Stored records:
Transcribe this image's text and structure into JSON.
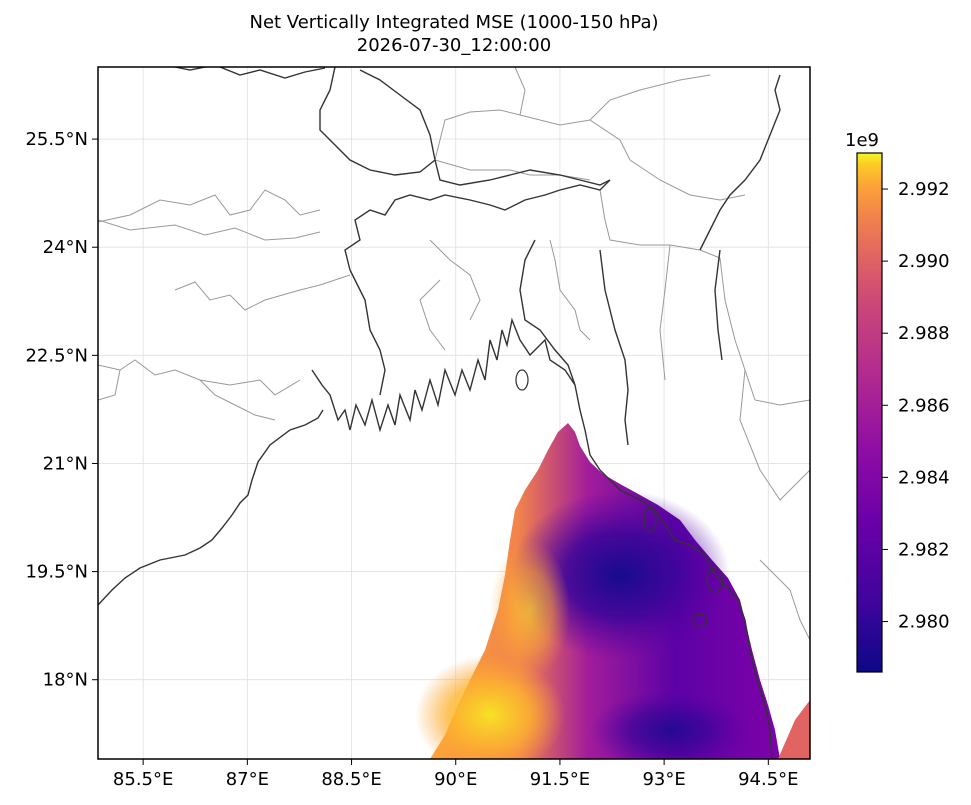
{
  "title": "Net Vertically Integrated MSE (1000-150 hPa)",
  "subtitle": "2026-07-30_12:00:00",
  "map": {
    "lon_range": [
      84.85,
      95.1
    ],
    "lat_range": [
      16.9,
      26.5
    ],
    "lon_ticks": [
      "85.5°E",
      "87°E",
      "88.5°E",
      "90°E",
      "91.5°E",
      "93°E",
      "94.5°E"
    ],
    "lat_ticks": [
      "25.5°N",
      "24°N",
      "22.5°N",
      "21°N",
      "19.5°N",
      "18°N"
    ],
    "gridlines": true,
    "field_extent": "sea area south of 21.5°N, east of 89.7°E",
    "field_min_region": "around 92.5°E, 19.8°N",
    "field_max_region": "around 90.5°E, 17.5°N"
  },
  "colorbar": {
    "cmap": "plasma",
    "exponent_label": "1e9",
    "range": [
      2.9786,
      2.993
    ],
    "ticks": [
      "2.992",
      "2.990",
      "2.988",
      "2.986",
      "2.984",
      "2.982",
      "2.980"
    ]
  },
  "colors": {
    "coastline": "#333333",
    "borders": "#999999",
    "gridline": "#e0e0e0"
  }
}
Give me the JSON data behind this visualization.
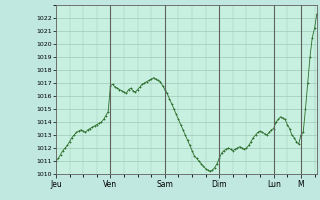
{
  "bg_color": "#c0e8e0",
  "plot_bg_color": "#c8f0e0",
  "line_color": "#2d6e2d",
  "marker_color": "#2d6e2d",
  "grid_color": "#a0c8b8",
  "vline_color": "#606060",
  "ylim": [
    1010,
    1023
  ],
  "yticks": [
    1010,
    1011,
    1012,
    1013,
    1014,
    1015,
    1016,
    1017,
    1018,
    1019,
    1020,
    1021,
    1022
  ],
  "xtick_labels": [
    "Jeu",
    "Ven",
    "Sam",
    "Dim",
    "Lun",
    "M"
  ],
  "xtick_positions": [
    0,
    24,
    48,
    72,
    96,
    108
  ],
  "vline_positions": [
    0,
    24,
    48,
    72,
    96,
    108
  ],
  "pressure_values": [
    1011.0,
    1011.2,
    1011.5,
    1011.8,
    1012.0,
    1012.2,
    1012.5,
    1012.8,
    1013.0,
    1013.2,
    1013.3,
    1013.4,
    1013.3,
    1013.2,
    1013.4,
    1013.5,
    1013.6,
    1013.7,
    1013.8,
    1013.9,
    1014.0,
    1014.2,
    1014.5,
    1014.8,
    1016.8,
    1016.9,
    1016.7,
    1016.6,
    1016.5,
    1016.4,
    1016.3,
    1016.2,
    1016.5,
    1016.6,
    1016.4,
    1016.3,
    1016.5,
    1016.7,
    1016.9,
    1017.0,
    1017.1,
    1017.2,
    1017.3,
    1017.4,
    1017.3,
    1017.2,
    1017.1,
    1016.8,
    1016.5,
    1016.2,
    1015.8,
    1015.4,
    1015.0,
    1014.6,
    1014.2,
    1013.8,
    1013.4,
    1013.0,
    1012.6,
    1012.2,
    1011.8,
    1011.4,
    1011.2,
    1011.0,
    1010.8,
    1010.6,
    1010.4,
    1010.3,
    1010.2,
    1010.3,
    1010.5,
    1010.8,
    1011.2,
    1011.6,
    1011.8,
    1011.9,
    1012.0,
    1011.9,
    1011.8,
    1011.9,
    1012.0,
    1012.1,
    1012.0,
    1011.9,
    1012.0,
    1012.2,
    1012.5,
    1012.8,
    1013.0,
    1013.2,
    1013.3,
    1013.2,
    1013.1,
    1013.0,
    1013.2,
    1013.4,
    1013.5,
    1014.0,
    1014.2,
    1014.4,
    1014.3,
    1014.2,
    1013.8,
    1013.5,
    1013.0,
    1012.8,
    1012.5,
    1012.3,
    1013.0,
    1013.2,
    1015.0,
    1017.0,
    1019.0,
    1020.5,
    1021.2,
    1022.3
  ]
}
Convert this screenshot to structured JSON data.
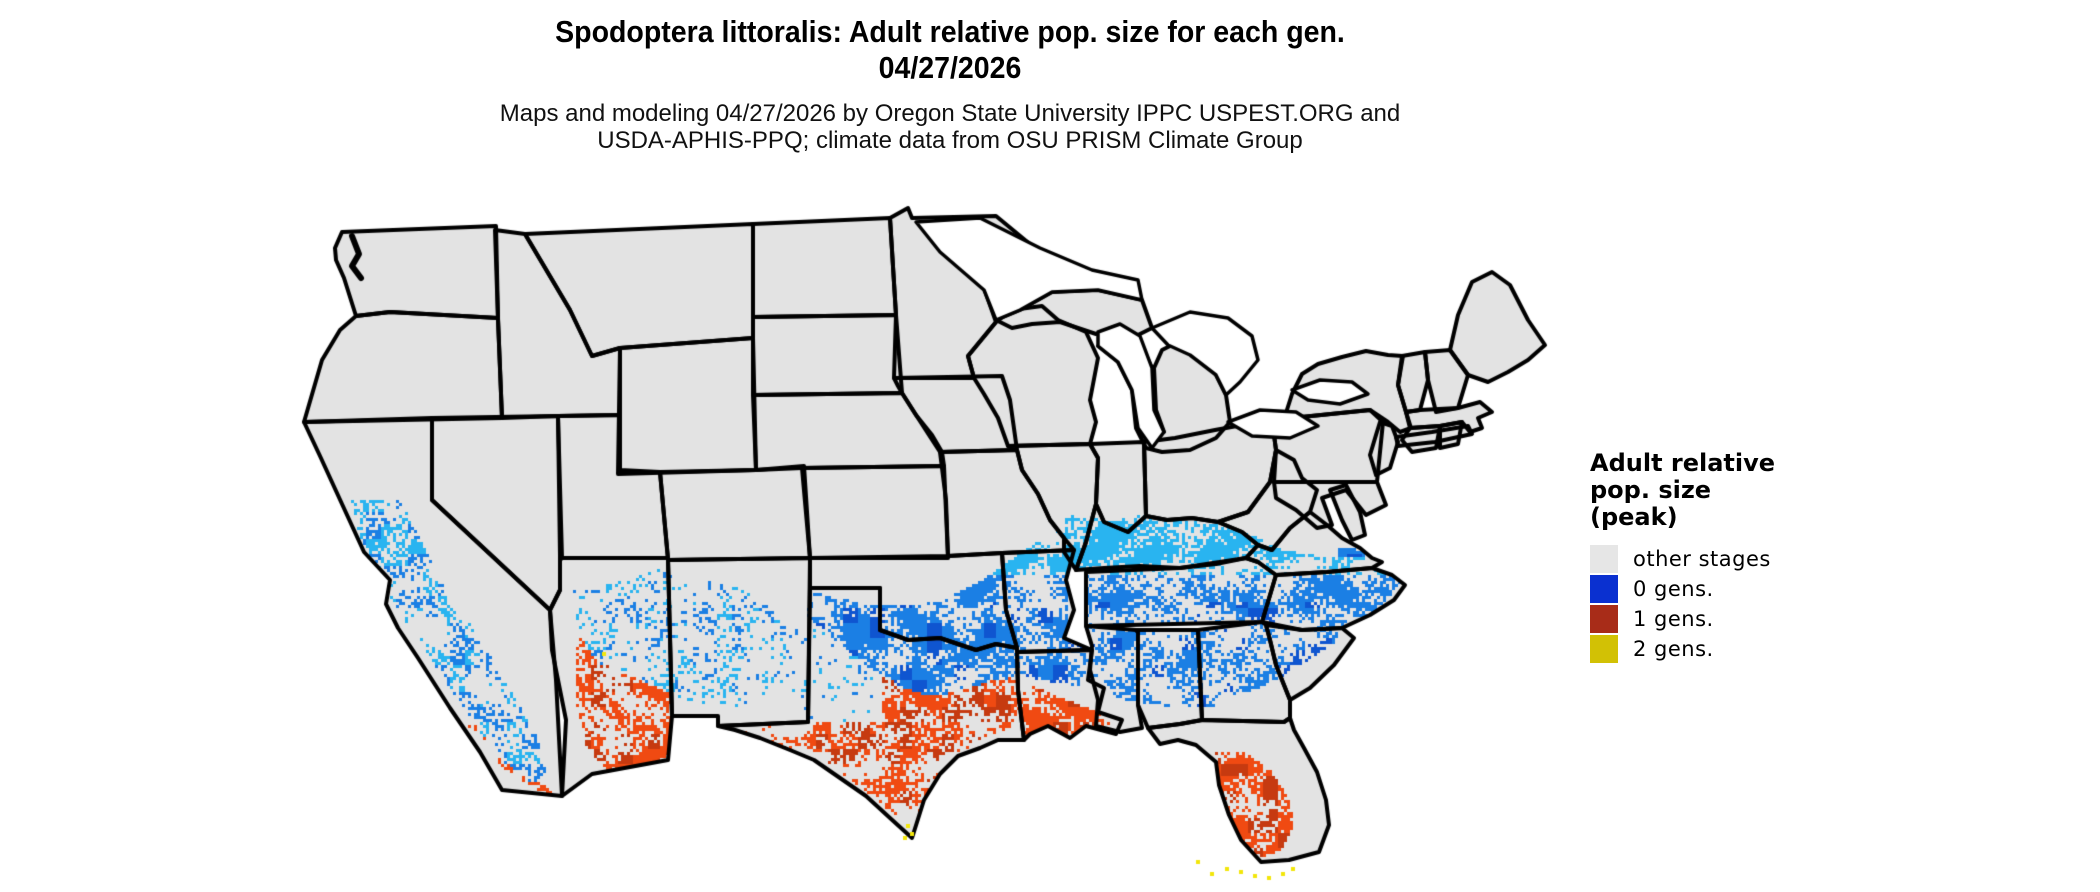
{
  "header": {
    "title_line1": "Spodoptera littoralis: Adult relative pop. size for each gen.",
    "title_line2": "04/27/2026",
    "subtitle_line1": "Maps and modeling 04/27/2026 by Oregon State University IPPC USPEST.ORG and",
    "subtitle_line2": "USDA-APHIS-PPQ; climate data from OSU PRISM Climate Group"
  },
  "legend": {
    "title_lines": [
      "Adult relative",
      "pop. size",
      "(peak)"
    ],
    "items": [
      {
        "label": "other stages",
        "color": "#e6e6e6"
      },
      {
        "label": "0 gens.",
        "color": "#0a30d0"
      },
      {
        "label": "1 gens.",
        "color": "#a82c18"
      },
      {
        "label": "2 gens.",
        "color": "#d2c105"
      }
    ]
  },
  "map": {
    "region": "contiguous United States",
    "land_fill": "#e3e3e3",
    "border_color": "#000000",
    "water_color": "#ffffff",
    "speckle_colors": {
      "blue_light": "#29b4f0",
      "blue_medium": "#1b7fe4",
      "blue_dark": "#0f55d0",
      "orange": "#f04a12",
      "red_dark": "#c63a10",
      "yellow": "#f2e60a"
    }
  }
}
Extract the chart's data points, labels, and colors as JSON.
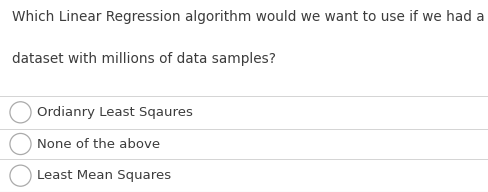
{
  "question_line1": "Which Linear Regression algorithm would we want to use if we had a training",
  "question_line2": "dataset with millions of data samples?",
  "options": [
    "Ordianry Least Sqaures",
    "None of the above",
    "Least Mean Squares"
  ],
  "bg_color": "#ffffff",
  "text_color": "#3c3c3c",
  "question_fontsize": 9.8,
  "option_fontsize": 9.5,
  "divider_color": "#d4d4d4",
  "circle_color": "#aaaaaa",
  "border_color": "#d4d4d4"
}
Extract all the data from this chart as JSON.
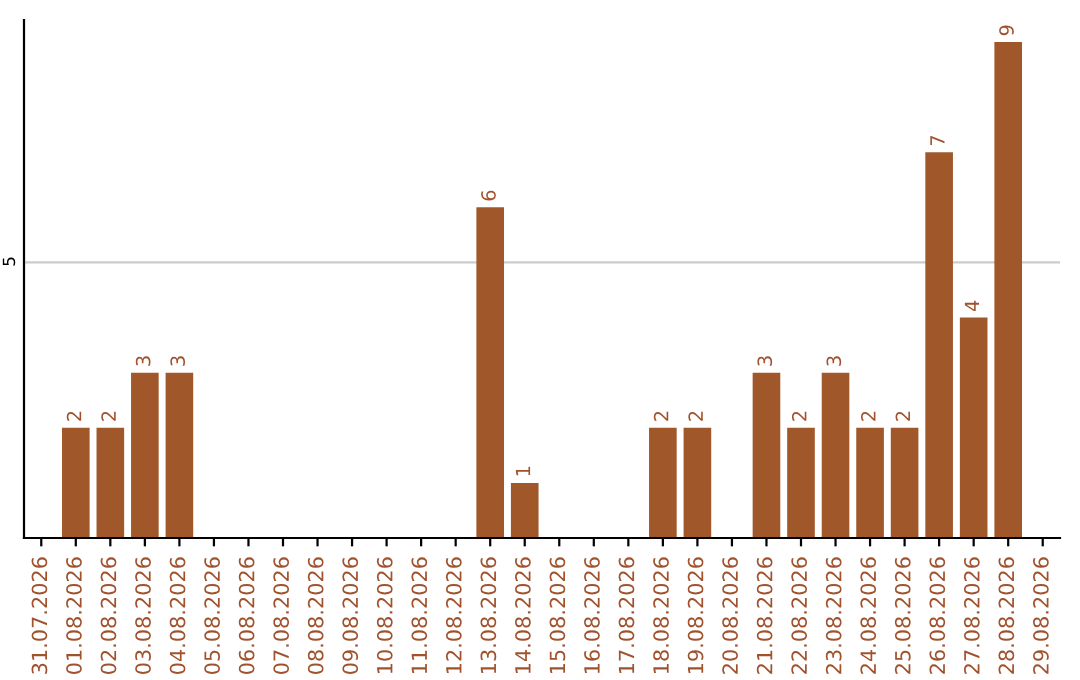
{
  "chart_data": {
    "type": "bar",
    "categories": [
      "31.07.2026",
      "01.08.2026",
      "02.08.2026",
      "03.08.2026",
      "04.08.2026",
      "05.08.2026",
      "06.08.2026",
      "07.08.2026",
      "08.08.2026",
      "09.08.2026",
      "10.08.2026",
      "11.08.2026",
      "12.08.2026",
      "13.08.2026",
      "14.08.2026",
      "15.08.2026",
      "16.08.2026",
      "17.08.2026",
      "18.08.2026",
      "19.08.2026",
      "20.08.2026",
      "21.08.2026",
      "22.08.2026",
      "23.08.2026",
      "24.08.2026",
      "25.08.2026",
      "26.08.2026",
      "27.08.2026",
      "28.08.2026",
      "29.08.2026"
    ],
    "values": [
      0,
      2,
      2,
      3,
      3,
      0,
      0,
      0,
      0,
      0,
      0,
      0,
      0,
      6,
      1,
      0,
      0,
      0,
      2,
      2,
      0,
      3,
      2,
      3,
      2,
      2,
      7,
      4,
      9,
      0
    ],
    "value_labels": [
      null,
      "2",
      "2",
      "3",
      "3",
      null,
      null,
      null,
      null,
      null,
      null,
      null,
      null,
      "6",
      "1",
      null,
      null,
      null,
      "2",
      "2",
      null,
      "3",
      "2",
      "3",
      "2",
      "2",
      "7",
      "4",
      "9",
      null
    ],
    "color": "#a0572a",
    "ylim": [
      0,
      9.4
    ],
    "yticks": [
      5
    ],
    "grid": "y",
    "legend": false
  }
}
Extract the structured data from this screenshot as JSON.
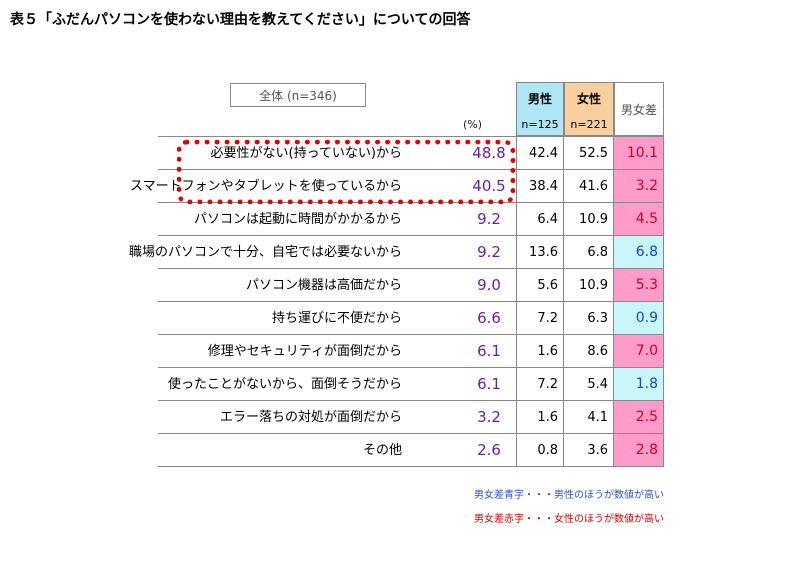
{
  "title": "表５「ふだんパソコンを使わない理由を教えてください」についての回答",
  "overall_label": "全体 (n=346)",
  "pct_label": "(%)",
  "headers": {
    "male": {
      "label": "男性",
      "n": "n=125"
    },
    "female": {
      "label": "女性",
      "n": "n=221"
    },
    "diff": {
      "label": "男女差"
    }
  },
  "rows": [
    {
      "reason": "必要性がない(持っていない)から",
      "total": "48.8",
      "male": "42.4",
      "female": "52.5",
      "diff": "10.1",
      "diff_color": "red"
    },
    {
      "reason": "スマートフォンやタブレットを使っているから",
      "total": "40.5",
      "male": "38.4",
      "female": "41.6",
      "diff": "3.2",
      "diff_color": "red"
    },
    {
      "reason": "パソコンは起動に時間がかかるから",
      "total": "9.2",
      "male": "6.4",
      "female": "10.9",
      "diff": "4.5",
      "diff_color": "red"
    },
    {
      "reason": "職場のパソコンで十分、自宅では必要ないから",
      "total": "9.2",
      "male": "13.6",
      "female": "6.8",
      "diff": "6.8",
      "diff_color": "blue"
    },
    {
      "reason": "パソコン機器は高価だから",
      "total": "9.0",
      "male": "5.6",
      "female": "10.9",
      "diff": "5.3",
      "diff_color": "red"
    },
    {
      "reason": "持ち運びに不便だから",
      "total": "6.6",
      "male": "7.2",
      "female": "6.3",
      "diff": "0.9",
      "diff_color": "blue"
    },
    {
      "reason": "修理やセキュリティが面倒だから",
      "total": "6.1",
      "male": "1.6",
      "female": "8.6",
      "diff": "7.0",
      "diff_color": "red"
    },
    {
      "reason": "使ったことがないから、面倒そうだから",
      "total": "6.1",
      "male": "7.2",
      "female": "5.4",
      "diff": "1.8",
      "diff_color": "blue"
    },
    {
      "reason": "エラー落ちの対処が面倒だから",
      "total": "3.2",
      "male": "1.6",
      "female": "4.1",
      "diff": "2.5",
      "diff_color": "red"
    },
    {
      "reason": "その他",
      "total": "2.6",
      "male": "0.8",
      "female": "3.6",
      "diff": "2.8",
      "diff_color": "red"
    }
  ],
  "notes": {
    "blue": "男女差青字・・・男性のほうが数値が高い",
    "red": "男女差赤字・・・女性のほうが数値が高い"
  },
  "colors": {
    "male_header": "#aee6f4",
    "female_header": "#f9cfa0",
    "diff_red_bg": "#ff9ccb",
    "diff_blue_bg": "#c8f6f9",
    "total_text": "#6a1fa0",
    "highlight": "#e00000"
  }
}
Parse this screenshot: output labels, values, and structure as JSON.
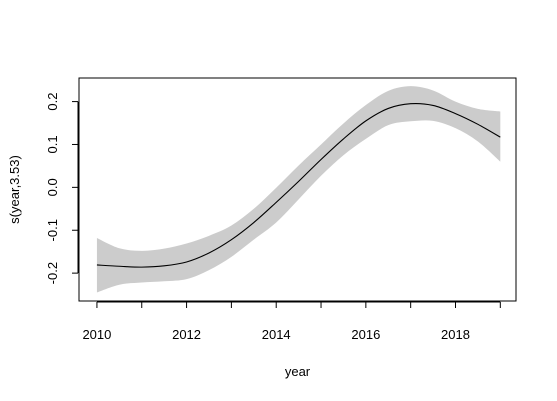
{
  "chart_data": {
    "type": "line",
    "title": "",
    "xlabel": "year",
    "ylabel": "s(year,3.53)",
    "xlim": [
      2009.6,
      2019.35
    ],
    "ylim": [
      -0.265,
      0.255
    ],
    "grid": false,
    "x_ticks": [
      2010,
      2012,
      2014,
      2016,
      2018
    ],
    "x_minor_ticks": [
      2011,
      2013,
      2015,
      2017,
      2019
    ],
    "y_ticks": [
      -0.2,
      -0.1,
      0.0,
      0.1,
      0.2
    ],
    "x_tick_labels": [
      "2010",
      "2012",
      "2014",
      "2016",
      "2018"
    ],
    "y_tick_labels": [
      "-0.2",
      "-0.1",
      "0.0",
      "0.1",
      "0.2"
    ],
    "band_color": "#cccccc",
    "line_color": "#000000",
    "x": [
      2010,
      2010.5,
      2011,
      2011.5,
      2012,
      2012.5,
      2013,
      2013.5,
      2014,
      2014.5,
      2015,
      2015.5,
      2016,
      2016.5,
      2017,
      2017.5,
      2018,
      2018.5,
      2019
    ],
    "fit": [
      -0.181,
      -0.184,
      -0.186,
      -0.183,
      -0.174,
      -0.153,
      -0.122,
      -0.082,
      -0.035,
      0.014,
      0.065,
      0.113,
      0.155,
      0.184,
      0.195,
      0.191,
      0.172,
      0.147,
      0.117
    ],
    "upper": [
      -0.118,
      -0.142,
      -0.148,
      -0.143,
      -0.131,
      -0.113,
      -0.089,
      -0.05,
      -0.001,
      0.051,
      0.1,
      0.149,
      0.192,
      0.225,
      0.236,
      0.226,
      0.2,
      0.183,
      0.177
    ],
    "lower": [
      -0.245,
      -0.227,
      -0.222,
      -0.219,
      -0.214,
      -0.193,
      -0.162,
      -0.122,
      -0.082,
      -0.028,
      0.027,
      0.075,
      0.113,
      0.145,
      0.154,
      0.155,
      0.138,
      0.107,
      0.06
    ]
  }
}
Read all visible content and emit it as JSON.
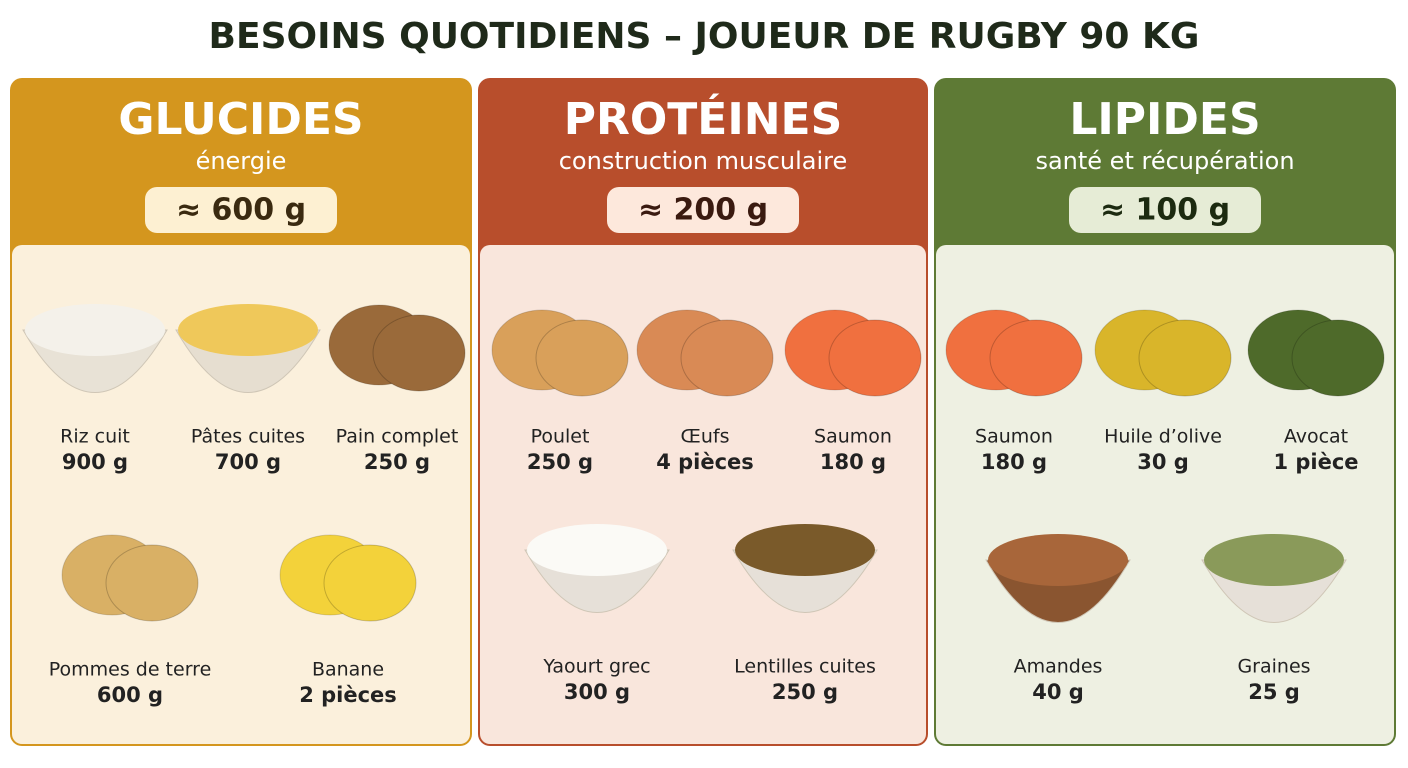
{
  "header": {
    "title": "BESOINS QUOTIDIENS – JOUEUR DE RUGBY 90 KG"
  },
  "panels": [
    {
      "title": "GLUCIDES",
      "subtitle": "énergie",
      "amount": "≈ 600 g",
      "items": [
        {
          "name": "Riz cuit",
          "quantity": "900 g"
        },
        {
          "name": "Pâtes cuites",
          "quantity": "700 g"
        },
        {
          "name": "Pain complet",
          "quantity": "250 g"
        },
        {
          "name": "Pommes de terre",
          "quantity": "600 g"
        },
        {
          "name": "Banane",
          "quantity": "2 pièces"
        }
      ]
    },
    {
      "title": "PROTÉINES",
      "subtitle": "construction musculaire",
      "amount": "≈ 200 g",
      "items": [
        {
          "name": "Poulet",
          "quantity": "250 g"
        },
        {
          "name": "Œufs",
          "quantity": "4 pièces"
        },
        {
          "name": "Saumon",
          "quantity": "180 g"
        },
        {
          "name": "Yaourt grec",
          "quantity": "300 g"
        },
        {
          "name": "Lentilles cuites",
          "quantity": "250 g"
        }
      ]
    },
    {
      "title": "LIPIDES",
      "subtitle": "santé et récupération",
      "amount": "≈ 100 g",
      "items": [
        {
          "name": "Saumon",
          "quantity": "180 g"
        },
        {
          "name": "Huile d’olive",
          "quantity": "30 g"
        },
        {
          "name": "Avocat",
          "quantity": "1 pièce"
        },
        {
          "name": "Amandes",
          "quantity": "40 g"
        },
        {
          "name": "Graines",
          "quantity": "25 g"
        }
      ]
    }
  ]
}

• Instructions for the task:
Each line holding "cuites" must be found and copied.

• Solution to the exercise:
          "name": "Pâtes cuites",
          "name": "Lentilles cuites",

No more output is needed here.